What the task asks:
Reproduce all of the records below line for line, without any changes, and leave out the pictures.

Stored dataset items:
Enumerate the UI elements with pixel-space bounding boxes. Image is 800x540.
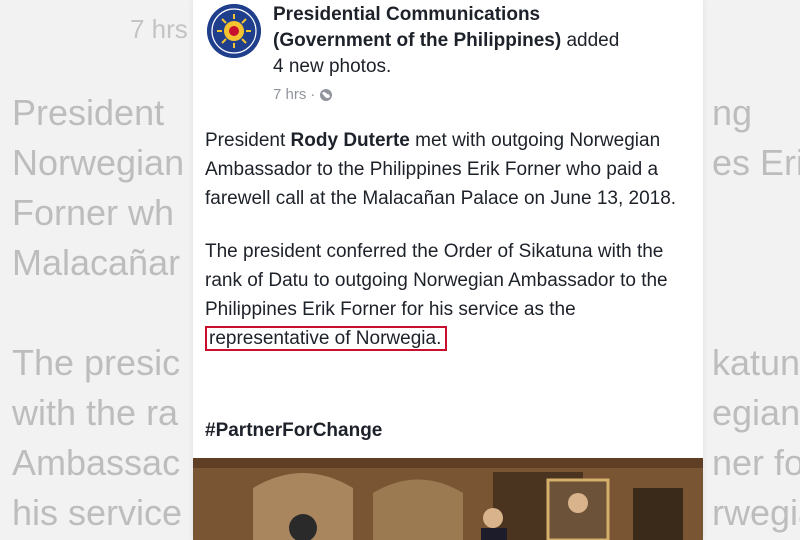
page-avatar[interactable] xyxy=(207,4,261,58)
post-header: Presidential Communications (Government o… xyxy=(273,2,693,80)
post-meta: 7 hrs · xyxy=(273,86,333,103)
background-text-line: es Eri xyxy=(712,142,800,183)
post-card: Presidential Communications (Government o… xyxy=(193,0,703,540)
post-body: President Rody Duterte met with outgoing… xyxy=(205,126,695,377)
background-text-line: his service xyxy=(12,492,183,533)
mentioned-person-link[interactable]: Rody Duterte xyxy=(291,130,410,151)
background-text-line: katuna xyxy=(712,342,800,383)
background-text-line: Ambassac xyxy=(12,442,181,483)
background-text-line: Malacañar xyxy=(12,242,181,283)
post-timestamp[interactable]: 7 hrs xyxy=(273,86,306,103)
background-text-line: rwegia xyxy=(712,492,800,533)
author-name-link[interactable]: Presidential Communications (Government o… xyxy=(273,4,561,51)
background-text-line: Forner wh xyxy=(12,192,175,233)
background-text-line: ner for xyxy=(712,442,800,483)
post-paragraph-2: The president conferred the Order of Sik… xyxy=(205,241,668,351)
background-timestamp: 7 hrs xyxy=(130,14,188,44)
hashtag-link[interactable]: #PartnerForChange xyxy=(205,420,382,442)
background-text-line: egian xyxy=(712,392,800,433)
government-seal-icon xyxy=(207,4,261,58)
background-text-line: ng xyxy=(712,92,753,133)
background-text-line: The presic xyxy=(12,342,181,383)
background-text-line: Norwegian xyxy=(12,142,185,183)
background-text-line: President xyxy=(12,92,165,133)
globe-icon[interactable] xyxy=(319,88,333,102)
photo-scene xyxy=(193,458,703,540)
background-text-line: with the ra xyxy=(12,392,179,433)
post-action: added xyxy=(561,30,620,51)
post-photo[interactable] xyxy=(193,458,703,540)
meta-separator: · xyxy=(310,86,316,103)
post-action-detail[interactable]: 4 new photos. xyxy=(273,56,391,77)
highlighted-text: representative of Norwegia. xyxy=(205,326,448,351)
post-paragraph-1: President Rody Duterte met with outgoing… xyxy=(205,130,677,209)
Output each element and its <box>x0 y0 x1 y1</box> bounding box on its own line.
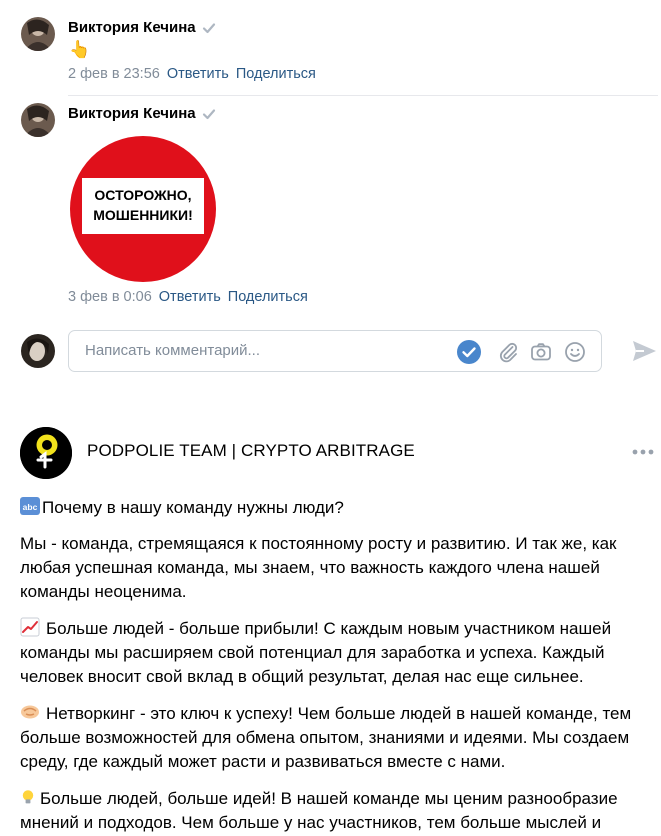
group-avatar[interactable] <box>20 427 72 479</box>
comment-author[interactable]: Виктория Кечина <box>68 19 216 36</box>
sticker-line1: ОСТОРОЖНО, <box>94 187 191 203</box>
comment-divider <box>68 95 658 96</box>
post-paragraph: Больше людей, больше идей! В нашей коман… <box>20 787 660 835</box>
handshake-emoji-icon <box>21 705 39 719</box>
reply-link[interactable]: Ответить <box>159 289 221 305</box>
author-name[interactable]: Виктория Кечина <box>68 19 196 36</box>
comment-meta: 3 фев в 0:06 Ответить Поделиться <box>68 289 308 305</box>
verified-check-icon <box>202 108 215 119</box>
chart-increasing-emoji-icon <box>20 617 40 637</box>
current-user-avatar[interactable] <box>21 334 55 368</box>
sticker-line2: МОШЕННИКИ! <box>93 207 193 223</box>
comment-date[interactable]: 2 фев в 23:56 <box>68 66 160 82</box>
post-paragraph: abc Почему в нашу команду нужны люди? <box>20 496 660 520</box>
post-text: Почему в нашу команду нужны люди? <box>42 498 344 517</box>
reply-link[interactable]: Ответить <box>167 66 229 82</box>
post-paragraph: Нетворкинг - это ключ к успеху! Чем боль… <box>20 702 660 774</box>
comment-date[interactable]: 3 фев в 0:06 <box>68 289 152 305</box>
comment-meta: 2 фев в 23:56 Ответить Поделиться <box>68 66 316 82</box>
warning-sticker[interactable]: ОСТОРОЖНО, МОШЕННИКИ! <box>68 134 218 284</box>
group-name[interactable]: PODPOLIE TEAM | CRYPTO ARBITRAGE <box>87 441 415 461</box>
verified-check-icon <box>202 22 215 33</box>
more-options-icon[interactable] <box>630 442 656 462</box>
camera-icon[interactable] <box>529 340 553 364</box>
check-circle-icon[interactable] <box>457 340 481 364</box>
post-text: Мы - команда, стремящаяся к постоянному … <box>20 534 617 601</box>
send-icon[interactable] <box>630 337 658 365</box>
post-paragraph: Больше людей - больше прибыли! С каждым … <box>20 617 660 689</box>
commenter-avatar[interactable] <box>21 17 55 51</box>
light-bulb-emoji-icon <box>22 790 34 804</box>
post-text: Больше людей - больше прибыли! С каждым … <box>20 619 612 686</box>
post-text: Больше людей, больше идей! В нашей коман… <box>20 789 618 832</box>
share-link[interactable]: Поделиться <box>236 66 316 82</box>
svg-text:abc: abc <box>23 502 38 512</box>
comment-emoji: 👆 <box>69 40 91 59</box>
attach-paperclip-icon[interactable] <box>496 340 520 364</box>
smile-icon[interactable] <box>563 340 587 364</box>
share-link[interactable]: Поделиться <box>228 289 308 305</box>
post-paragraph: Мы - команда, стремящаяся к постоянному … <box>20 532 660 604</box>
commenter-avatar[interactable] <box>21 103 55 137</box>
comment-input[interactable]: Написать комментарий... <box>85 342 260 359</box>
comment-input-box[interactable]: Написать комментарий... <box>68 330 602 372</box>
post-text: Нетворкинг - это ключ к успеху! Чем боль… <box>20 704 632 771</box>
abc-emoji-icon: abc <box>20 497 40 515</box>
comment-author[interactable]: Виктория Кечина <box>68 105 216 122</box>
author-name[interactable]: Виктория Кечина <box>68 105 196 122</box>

Solution:
Enumerate the UI elements with pixel-space bounding boxes. Image is 800x540.
page-avatar[interactable] xyxy=(207,4,261,58)
post-header: Presidential Communications (Government o… xyxy=(273,2,693,80)
post-meta: 7 hrs · xyxy=(273,86,333,103)
background-text-line: es Eri xyxy=(712,142,800,183)
post-card: Presidential Communications (Government o… xyxy=(193,0,703,540)
post-body: President Rody Duterte met with outgoing… xyxy=(205,126,695,377)
background-text-line: his service xyxy=(12,492,183,533)
mentioned-person-link[interactable]: Rody Duterte xyxy=(291,130,410,151)
background-text-line: katuna xyxy=(712,342,800,383)
background-text-line: Ambassac xyxy=(12,442,181,483)
background-text-line: Malacañar xyxy=(12,242,181,283)
post-timestamp[interactable]: 7 hrs xyxy=(273,86,306,103)
background-text-line: rwegia xyxy=(712,492,800,533)
author-name-link[interactable]: Presidential Communications (Government o… xyxy=(273,4,561,51)
background-text-line: Forner wh xyxy=(12,192,175,233)
background-text-line: ner for xyxy=(712,442,800,483)
post-paragraph-2: The president conferred the Order of Sik… xyxy=(205,241,668,351)
background-timestamp: 7 hrs xyxy=(130,14,188,44)
hashtag-link[interactable]: #PartnerForChange xyxy=(205,420,382,442)
background-text-line: egian xyxy=(712,392,800,433)
government-seal-icon xyxy=(207,4,261,58)
background-text-line: ng xyxy=(712,92,753,133)
background-text-line: The presic xyxy=(12,342,181,383)
background-text-line: Norwegian xyxy=(12,142,185,183)
background-text-line: President xyxy=(12,92,165,133)
globe-icon[interactable] xyxy=(319,88,333,102)
photo-scene xyxy=(193,458,703,540)
background-text-line: with the ra xyxy=(12,392,179,433)
post-action: added xyxy=(561,30,620,51)
post-photo[interactable] xyxy=(193,458,703,540)
meta-separator: · xyxy=(310,86,316,103)
post-action-detail[interactable]: 4 new photos. xyxy=(273,56,391,77)
highlighted-text: representative of Norwegia. xyxy=(205,326,448,351)
post-paragraph-1: President Rody Duterte met with outgoing… xyxy=(205,130,677,209)
Output each element and its <box>x0 y0 x1 y1</box> bounding box on its own line.
group-avatar[interactable] <box>20 427 72 479</box>
comment-author[interactable]: Виктория Кечина <box>68 19 216 36</box>
sticker-line1: ОСТОРОЖНО, <box>94 187 191 203</box>
comment-divider <box>68 95 658 96</box>
post-paragraph: Больше людей, больше идей! В нашей коман… <box>20 787 660 835</box>
handshake-emoji-icon <box>21 705 39 719</box>
reply-link[interactable]: Ответить <box>159 289 221 305</box>
author-name[interactable]: Виктория Кечина <box>68 19 196 36</box>
comment-meta: 3 фев в 0:06 Ответить Поделиться <box>68 289 308 305</box>
verified-check-icon <box>202 108 215 119</box>
chart-increasing-emoji-icon <box>20 617 40 637</box>
current-user-avatar[interactable] <box>21 334 55 368</box>
sticker-line2: МОШЕННИКИ! <box>93 207 193 223</box>
comment-date[interactable]: 2 фев в 23:56 <box>68 66 160 82</box>
post-paragraph: abc Почему в нашу команду нужны люди? <box>20 496 660 520</box>
post-text: Почему в нашу команду нужны люди? <box>42 498 344 517</box>
reply-link[interactable]: Ответить <box>167 66 229 82</box>
post-paragraph: Нетворкинг - это ключ к успеху! Чем боль… <box>20 702 660 774</box>
comment-date[interactable]: 3 фев в 0:06 <box>68 289 152 305</box>
comment-meta: 2 фев в 23:56 Ответить Поделиться <box>68 66 316 82</box>
warning-sticker[interactable]: ОСТОРОЖНО, МОШЕННИКИ! <box>68 134 218 284</box>
group-name[interactable]: PODPOLIE TEAM | CRYPTO ARBITRAGE <box>87 441 415 461</box>
verified-check-icon <box>202 22 215 33</box>
more-options-icon[interactable] <box>630 442 656 462</box>
camera-icon[interactable] <box>529 340 553 364</box>
check-circle-icon[interactable] <box>457 340 481 364</box>
post-text: Мы - команда, стремящаяся к постоянному … <box>20 534 617 601</box>
send-icon[interactable] <box>630 337 658 365</box>
post-paragraph: Больше людей - больше прибыли! С каждым … <box>20 617 660 689</box>
commenter-avatar[interactable] <box>21 17 55 51</box>
light-bulb-emoji-icon <box>22 790 34 804</box>
post-text: Больше людей - больше прибыли! С каждым … <box>20 619 612 686</box>
post-text: Больше людей, больше идей! В нашей коман… <box>20 789 618 832</box>
share-link[interactable]: Поделиться <box>236 66 316 82</box>
svg-text:abc: abc <box>23 502 38 512</box>
comment-emoji: 👆 <box>69 40 91 59</box>
attach-paperclip-icon[interactable] <box>496 340 520 364</box>
smile-icon[interactable] <box>563 340 587 364</box>
share-link[interactable]: Поделиться <box>228 289 308 305</box>
post-paragraph: Мы - команда, стремящаяся к постоянному … <box>20 532 660 604</box>
commenter-avatar[interactable] <box>21 103 55 137</box>
comment-input[interactable]: Написать комментарий... <box>85 342 260 359</box>
comment-input-box[interactable]: Написать комментарий... <box>68 330 602 372</box>
post-text: Нетворкинг - это ключ к успеху! Чем боль… <box>20 704 632 771</box>
abc-emoji-icon: abc <box>20 497 40 515</box>
comment-author[interactable]: Виктория Кечина <box>68 105 216 122</box>
author-name[interactable]: Виктория Кечина <box>68 105 196 122</box>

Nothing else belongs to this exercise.